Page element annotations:
--------------------------------

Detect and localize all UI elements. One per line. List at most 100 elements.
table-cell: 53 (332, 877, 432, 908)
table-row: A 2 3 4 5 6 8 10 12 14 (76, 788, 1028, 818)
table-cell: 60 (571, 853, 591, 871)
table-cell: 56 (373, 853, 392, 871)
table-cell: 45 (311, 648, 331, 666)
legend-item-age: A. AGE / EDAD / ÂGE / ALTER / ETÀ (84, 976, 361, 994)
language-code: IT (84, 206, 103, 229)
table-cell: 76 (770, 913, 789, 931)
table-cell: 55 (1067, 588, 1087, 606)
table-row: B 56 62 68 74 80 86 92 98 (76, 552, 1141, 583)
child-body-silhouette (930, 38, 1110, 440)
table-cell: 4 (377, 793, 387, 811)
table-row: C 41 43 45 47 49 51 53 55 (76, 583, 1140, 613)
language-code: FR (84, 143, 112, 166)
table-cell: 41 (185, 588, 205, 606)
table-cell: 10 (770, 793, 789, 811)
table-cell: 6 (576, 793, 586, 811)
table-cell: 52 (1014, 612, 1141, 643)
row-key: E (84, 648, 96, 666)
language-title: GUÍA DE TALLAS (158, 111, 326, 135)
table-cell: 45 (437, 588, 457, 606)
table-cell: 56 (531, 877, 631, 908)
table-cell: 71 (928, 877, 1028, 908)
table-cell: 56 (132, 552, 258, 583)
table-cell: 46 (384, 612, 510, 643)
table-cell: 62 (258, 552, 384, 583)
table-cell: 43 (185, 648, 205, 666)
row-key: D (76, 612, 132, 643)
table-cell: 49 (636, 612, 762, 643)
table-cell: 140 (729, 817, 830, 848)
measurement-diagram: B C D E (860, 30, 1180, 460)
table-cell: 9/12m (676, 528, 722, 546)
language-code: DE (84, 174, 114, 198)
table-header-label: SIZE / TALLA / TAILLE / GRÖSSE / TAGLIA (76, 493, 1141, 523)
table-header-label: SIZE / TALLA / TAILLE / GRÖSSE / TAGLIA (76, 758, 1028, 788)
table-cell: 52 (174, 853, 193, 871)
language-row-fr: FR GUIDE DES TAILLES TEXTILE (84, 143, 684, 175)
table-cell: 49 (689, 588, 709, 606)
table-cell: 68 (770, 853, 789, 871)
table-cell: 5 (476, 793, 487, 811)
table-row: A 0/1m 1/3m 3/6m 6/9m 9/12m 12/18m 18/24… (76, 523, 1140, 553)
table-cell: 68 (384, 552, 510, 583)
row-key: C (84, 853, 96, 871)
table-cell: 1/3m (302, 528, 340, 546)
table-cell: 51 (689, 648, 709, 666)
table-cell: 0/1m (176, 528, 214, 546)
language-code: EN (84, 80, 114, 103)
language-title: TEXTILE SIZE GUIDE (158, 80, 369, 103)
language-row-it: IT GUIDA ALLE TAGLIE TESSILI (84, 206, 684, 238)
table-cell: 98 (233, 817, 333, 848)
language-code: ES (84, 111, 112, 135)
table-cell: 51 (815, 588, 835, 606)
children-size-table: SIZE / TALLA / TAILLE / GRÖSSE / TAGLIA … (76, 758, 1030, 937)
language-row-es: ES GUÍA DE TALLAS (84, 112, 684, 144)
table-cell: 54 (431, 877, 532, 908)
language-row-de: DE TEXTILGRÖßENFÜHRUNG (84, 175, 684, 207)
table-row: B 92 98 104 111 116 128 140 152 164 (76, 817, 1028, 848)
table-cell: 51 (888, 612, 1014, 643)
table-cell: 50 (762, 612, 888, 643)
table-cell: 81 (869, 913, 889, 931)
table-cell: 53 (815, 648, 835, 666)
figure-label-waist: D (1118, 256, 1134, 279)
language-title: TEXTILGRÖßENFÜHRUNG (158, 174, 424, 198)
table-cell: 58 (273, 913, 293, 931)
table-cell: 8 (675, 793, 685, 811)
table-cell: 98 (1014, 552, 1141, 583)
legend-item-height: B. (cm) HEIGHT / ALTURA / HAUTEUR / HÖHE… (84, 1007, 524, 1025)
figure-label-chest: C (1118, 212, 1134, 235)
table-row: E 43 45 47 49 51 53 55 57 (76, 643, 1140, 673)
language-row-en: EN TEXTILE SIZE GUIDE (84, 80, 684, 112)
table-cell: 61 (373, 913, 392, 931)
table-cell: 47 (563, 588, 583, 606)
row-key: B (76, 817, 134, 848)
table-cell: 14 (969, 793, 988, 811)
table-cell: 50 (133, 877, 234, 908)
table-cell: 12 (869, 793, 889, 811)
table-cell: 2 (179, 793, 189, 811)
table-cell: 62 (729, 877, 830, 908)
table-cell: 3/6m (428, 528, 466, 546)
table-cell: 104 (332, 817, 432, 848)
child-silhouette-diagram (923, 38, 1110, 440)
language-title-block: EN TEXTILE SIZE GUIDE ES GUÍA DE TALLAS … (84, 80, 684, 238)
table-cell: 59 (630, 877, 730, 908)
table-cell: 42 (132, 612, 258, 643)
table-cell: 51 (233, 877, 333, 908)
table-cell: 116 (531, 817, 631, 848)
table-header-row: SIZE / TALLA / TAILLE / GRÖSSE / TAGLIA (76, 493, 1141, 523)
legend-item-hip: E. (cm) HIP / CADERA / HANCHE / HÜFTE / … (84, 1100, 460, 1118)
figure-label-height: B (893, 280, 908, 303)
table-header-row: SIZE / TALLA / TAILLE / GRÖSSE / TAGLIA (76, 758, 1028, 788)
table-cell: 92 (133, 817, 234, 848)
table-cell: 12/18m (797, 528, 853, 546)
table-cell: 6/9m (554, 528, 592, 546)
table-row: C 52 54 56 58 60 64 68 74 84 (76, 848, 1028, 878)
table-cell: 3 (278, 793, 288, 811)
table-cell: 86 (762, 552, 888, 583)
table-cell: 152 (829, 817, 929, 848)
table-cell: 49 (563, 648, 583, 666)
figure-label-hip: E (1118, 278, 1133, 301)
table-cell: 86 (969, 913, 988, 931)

--------------------------------

**Problem**
Rewrite all the entries above with "language-code" changed to "lang-code" wherever it occurs, keeping every other character the same.

**The response**
Detect and localize all UI elements. One per line. List at most 100 elements.
table-cell: 53 (332, 877, 432, 908)
table-row: A 2 3 4 5 6 8 10 12 14 (76, 788, 1028, 818)
table-cell: 60 (571, 853, 591, 871)
table-cell: 56 (373, 853, 392, 871)
table-cell: 45 (311, 648, 331, 666)
legend-item-age: A. AGE / EDAD / ÂGE / ALTER / ETÀ (84, 976, 361, 994)
lang-code: IT (84, 206, 103, 229)
table-cell: 76 (770, 913, 789, 931)
table-cell: 55 (1067, 588, 1087, 606)
table-row: B 56 62 68 74 80 86 92 98 (76, 552, 1141, 583)
child-body-silhouette (930, 38, 1110, 440)
table-cell: 4 (377, 793, 387, 811)
table-row: C 41 43 45 47 49 51 53 55 (76, 583, 1140, 613)
lang-code: FR (84, 143, 112, 166)
table-cell: 41 (185, 588, 205, 606)
table-cell: 10 (770, 793, 789, 811)
table-cell: 6 (576, 793, 586, 811)
table-cell: 52 (1014, 612, 1141, 643)
row-key: E (84, 648, 96, 666)
language-title: GUÍA DE TALLAS (158, 111, 326, 135)
table-cell: 45 (437, 588, 457, 606)
table-cell: 56 (531, 877, 631, 908)
table-cell: 71 (928, 877, 1028, 908)
table-cell: 56 (132, 552, 258, 583)
table-cell: 46 (384, 612, 510, 643)
table-cell: 62 (258, 552, 384, 583)
table-cell: 43 (185, 648, 205, 666)
row-key: D (76, 612, 132, 643)
table-cell: 49 (636, 612, 762, 643)
table-cell: 140 (729, 817, 830, 848)
measurement-diagram: B C D E (860, 30, 1180, 460)
table-cell: 9/12m (676, 528, 722, 546)
lang-code: DE (84, 174, 114, 198)
table-header-label: SIZE / TALLA / TAILLE / GRÖSSE / TAGLIA (76, 493, 1141, 523)
table-header-label: SIZE / TALLA / TAILLE / GRÖSSE / TAGLIA (76, 758, 1028, 788)
table-cell: 52 (174, 853, 193, 871)
language-row-fr: FR GUIDE DES TAILLES TEXTILE (84, 143, 684, 175)
table-cell: 49 (689, 588, 709, 606)
table-cell: 68 (770, 853, 789, 871)
table-cell: 5 (476, 793, 487, 811)
table-row: A 0/1m 1/3m 3/6m 6/9m 9/12m 12/18m 18/24… (76, 523, 1140, 553)
table-cell: 68 (384, 552, 510, 583)
row-key: C (84, 853, 96, 871)
table-cell: 1/3m (302, 528, 340, 546)
table-cell: 51 (689, 648, 709, 666)
table-cell: 0/1m (176, 528, 214, 546)
lang-code: EN (84, 80, 114, 103)
language-title: TEXTILE SIZE GUIDE (158, 80, 369, 103)
language-row-it: IT GUIDA ALLE TAGLIE TESSILI (84, 206, 684, 238)
table-cell: 98 (233, 817, 333, 848)
lang-code: ES (84, 111, 112, 135)
table-cell: 51 (815, 588, 835, 606)
children-size-table: SIZE / TALLA / TAILLE / GRÖSSE / TAGLIA … (76, 758, 1030, 937)
language-row-es: ES GUÍA DE TALLAS (84, 112, 684, 144)
table-cell: 54 (431, 877, 532, 908)
language-row-de: DE TEXTILGRÖßENFÜHRUNG (84, 175, 684, 207)
table-row: B 92 98 104 111 116 128 140 152 164 (76, 817, 1028, 848)
table-cell: 51 (888, 612, 1014, 643)
table-cell: 50 (762, 612, 888, 643)
table-cell: 81 (869, 913, 889, 931)
table-cell: 53 (815, 648, 835, 666)
figure-label-waist: D (1118, 256, 1134, 279)
language-title: TEXTILGRÖßENFÜHRUNG (158, 174, 424, 198)
table-cell: 58 (273, 913, 293, 931)
table-cell: 8 (675, 793, 685, 811)
table-cell: 98 (1014, 552, 1141, 583)
legend-item-height: B. (cm) HEIGHT / ALTURA / HAUTEUR / HÖHE… (84, 1007, 524, 1025)
figure-label-chest: C (1118, 212, 1134, 235)
table-row: E 43 45 47 49 51 53 55 57 (76, 643, 1140, 673)
language-row-en: EN TEXTILE SIZE GUIDE (84, 80, 684, 112)
table-cell: 61 (373, 913, 392, 931)
table-cell: 47 (563, 588, 583, 606)
row-key: B (76, 817, 134, 848)
table-cell: 14 (969, 793, 988, 811)
table-cell: 50 (133, 877, 234, 908)
table-cell: 12 (869, 793, 889, 811)
table-cell: 2 (179, 793, 189, 811)
table-cell: 62 (729, 877, 830, 908)
table-cell: 3/6m (428, 528, 466, 546)
table-cell: 104 (332, 817, 432, 848)
child-silhouette-diagram (923, 38, 1110, 440)
language-title-block: EN TEXTILE SIZE GUIDE ES GUÍA DE TALLAS … (84, 80, 684, 238)
table-cell: 59 (630, 877, 730, 908)
table-cell: 42 (132, 612, 258, 643)
table-cell: 51 (233, 877, 333, 908)
table-cell: 116 (531, 817, 631, 848)
table-header-row: SIZE / TALLA / TAILLE / GRÖSSE / TAGLIA (76, 493, 1141, 523)
legend-item-hip: E. (cm) HIP / CADERA / HANCHE / HÜFTE / … (84, 1100, 460, 1118)
figure-label-height: B (893, 280, 908, 303)
table-header-row: SIZE / TALLA / TAILLE / GRÖSSE / TAGLIA (76, 758, 1028, 788)
table-cell: 92 (133, 817, 234, 848)
table-cell: 12/18m (797, 528, 853, 546)
table-cell: 6/9m (554, 528, 592, 546)
table-row: C 52 54 56 58 60 64 68 74 84 (76, 848, 1028, 878)
table-cell: 3 (278, 793, 288, 811)
table-cell: 86 (762, 552, 888, 583)
table-cell: 152 (829, 817, 929, 848)
table-cell: 49 (563, 648, 583, 666)
figure-label-hip: E (1118, 278, 1133, 301)
table-cell: 86 (969, 913, 988, 931)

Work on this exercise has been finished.